▶ **Problem statement**
Where a line contains the word "Abortion", copy that line.

(Items from a figure collection)
>>>
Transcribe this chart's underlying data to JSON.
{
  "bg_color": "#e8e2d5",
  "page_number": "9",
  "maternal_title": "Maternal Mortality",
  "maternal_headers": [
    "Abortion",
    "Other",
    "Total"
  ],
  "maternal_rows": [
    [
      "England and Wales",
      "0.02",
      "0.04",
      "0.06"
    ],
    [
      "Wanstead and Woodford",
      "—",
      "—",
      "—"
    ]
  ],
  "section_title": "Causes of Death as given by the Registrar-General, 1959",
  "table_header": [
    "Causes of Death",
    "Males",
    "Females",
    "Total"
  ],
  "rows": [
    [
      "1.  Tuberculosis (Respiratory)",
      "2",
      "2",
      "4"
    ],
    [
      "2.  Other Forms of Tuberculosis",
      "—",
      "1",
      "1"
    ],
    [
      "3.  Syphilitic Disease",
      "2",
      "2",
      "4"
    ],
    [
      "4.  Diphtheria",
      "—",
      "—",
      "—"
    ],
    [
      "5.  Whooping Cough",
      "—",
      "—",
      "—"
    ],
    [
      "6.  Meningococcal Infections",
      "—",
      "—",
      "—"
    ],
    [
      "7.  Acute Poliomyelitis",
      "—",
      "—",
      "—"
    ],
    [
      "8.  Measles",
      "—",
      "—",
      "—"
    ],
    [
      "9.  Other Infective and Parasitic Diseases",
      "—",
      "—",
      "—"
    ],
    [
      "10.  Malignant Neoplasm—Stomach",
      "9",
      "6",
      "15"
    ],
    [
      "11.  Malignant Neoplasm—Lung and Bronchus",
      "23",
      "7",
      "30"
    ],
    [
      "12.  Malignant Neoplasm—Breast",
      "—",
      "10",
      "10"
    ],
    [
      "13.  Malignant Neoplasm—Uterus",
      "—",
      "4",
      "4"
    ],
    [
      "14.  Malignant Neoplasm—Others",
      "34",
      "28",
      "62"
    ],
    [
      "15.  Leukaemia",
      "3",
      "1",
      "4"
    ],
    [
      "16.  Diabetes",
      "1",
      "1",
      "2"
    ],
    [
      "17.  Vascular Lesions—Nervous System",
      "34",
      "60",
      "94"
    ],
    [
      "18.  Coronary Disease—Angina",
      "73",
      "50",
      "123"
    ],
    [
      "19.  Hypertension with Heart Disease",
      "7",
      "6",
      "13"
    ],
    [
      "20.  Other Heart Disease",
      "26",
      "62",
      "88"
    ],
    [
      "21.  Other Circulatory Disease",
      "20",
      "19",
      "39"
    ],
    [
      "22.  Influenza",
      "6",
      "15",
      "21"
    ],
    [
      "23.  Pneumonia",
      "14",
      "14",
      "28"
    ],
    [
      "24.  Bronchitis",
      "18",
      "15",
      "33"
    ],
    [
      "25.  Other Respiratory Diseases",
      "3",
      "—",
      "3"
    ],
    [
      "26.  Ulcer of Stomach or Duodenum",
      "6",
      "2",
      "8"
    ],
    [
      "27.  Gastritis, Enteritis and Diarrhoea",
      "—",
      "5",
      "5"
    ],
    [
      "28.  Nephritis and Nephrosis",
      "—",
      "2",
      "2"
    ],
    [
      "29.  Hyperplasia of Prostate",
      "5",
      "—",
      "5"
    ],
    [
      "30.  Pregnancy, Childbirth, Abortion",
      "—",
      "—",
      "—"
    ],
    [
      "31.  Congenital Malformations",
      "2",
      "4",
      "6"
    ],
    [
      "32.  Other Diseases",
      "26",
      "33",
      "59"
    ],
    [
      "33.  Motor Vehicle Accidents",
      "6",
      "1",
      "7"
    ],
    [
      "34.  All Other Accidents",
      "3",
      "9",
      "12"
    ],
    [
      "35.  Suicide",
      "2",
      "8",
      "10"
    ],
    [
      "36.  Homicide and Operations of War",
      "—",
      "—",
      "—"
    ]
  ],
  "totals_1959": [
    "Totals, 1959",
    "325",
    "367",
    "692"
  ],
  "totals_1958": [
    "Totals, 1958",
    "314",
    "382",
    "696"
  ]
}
<<<
▶ **Exercise result**
    "Abortion",
      "30.  Pregnancy, Childbirth, Abortion",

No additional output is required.